Copy each line that has the string "Filter" somewhere in it.
==============================
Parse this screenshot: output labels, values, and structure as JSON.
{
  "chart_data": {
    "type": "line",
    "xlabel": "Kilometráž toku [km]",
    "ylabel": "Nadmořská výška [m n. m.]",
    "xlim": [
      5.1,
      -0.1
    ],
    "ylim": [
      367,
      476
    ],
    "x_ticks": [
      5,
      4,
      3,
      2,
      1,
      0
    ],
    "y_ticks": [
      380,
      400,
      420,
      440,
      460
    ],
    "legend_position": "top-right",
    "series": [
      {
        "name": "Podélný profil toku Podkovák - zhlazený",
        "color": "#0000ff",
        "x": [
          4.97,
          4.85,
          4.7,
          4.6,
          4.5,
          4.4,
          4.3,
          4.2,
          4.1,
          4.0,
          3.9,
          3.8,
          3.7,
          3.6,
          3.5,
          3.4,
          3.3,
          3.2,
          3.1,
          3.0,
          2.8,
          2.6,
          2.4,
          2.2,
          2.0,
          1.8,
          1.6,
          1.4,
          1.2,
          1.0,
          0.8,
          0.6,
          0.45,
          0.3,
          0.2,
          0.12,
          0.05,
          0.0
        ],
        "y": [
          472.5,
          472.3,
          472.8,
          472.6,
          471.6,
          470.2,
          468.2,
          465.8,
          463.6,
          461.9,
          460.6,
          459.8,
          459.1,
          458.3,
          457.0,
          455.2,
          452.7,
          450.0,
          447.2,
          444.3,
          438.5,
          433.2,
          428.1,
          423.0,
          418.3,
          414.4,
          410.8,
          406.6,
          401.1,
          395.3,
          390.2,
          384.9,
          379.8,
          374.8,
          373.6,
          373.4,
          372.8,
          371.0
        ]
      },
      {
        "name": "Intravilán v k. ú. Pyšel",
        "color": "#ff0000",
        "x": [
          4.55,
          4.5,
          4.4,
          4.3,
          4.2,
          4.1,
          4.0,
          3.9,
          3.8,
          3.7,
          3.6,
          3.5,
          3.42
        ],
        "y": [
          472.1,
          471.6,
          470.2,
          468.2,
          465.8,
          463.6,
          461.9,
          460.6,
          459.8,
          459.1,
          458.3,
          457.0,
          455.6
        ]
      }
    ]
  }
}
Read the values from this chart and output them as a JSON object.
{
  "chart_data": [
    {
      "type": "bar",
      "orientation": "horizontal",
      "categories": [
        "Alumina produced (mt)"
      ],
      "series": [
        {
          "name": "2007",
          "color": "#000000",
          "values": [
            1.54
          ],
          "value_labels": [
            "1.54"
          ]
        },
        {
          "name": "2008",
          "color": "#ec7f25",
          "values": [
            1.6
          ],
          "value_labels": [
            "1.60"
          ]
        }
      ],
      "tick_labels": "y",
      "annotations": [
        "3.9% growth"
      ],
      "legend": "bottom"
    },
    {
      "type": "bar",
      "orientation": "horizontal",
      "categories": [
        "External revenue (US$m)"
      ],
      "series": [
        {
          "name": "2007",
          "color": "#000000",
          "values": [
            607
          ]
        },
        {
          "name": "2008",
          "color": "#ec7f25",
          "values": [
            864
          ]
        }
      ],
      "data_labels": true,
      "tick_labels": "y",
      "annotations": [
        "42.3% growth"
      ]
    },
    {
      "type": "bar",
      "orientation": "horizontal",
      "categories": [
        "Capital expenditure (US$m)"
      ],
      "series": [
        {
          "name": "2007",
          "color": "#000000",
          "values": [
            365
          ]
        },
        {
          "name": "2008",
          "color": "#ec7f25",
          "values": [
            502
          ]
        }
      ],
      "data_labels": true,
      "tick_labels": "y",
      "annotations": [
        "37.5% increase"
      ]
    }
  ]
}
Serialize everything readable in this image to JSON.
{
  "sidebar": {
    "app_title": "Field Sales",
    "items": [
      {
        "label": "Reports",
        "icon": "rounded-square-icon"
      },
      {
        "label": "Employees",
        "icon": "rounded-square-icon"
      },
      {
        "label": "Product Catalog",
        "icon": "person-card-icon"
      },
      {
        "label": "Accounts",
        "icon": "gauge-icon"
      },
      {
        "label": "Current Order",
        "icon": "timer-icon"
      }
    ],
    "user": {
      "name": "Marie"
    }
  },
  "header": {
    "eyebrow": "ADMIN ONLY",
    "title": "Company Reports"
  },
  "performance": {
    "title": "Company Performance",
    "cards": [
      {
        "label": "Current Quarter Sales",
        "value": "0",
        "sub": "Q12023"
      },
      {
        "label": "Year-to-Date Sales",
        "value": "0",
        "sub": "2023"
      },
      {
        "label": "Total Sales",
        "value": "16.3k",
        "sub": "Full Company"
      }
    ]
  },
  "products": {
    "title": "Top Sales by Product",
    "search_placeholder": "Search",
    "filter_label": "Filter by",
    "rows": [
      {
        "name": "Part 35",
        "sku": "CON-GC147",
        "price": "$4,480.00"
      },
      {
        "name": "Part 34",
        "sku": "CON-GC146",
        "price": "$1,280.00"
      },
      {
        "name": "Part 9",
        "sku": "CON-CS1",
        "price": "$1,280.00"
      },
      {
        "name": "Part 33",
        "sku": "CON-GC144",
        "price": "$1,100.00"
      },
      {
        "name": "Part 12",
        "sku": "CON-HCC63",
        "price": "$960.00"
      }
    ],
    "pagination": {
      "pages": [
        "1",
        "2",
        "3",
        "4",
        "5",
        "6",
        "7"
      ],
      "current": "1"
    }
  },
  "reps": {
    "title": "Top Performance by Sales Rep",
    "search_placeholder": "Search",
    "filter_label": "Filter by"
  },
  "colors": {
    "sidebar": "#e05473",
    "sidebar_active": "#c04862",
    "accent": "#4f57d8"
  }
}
==============================
> [Right answer]:
    "filter_label": "Filter by",
    "filter_label": "Filter by"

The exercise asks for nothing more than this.